◆ EXERCISE AIM
Report back each line of the records that contains the string "экономики".
## begin GIVEN RECORDS
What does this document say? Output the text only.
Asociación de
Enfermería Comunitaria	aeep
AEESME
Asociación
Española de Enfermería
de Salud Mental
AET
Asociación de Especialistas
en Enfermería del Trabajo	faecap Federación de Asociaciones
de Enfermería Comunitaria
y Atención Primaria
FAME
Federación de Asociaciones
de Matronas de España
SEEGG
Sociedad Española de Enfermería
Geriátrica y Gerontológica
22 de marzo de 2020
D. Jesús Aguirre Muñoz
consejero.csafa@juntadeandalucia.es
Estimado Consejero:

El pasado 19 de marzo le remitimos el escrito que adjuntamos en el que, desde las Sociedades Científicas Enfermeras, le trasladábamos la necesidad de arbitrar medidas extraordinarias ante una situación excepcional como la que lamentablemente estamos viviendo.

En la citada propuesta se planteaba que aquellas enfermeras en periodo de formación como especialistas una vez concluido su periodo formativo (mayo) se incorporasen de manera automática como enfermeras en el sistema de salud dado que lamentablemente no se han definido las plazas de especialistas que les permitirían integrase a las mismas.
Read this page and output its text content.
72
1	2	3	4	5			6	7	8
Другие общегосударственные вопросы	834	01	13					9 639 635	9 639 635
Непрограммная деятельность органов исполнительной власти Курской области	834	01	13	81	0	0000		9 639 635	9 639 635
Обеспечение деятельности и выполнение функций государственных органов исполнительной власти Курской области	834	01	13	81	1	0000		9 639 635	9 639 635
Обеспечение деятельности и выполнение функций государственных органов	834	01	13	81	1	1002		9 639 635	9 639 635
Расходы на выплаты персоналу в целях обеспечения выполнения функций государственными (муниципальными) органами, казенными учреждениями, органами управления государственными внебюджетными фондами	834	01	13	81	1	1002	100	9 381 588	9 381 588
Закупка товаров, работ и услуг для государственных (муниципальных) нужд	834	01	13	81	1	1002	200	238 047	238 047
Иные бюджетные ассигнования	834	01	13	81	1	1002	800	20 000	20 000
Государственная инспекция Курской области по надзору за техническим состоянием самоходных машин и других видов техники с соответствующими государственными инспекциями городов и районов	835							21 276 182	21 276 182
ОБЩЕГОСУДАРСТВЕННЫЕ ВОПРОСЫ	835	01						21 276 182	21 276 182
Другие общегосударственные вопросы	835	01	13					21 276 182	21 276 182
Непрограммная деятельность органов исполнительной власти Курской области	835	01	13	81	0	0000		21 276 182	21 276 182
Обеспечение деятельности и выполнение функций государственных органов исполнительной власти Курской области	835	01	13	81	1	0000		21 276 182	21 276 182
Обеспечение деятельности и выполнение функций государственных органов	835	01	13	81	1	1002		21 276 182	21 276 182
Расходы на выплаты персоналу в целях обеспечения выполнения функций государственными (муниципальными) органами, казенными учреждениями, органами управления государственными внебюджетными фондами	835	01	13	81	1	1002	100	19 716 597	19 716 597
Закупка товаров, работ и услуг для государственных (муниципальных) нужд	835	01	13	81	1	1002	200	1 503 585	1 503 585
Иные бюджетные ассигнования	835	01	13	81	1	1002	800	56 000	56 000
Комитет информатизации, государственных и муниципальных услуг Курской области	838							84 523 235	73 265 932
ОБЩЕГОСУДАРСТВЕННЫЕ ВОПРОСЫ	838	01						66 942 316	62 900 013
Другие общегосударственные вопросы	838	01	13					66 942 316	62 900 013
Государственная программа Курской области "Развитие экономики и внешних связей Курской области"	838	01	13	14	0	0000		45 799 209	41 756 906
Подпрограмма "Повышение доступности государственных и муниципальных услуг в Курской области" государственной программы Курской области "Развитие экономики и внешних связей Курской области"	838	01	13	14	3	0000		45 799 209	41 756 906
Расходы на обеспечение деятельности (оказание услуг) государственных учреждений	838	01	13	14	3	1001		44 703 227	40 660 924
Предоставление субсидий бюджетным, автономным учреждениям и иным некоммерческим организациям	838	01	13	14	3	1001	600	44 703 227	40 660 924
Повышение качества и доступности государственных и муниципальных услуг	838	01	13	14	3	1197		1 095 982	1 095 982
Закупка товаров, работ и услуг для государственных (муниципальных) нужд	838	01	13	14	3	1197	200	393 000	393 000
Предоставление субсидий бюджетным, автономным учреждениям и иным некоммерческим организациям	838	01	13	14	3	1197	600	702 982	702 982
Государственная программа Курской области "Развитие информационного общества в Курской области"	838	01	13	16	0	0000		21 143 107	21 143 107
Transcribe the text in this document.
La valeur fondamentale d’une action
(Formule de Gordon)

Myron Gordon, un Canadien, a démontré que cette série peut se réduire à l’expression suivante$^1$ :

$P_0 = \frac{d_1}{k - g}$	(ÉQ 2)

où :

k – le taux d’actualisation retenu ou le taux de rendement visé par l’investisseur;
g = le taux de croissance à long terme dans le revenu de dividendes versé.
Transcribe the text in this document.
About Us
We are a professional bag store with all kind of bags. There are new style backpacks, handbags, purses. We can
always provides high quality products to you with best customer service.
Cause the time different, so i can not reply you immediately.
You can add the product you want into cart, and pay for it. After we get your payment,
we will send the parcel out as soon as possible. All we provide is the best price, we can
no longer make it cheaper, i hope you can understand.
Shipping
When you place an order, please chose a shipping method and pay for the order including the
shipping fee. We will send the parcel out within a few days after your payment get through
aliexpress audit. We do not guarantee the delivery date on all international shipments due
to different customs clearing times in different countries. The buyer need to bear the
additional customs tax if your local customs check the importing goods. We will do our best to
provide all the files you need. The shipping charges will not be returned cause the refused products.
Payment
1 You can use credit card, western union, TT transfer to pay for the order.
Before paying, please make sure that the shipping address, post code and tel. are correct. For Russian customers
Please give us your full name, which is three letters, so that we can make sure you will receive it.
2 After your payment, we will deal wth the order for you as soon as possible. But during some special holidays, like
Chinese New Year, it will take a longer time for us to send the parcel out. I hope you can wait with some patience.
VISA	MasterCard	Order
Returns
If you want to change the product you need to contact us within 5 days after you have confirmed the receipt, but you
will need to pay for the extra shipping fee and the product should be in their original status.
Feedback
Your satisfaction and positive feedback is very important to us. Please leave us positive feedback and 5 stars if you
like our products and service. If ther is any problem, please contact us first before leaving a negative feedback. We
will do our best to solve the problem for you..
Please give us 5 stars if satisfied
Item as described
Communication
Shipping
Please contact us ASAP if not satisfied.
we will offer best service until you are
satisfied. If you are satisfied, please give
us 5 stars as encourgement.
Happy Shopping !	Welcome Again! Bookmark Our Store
## end GIVEN RECORDS
◆ RESPONSE TO THE EXERCISE
Государственная программа Курской области "Развитие экономики и внешних связей Курской области"	838	01	13	14	0	0000		45 799 209	41 756 906
Подпрограмма "Повышение доступности государственных и муниципальных услуг в Курской области" государственной программы Курской области "Развитие экономики и внешних связей Курской области"	838	01	13	14	3	0000		45 799 209	41 756 906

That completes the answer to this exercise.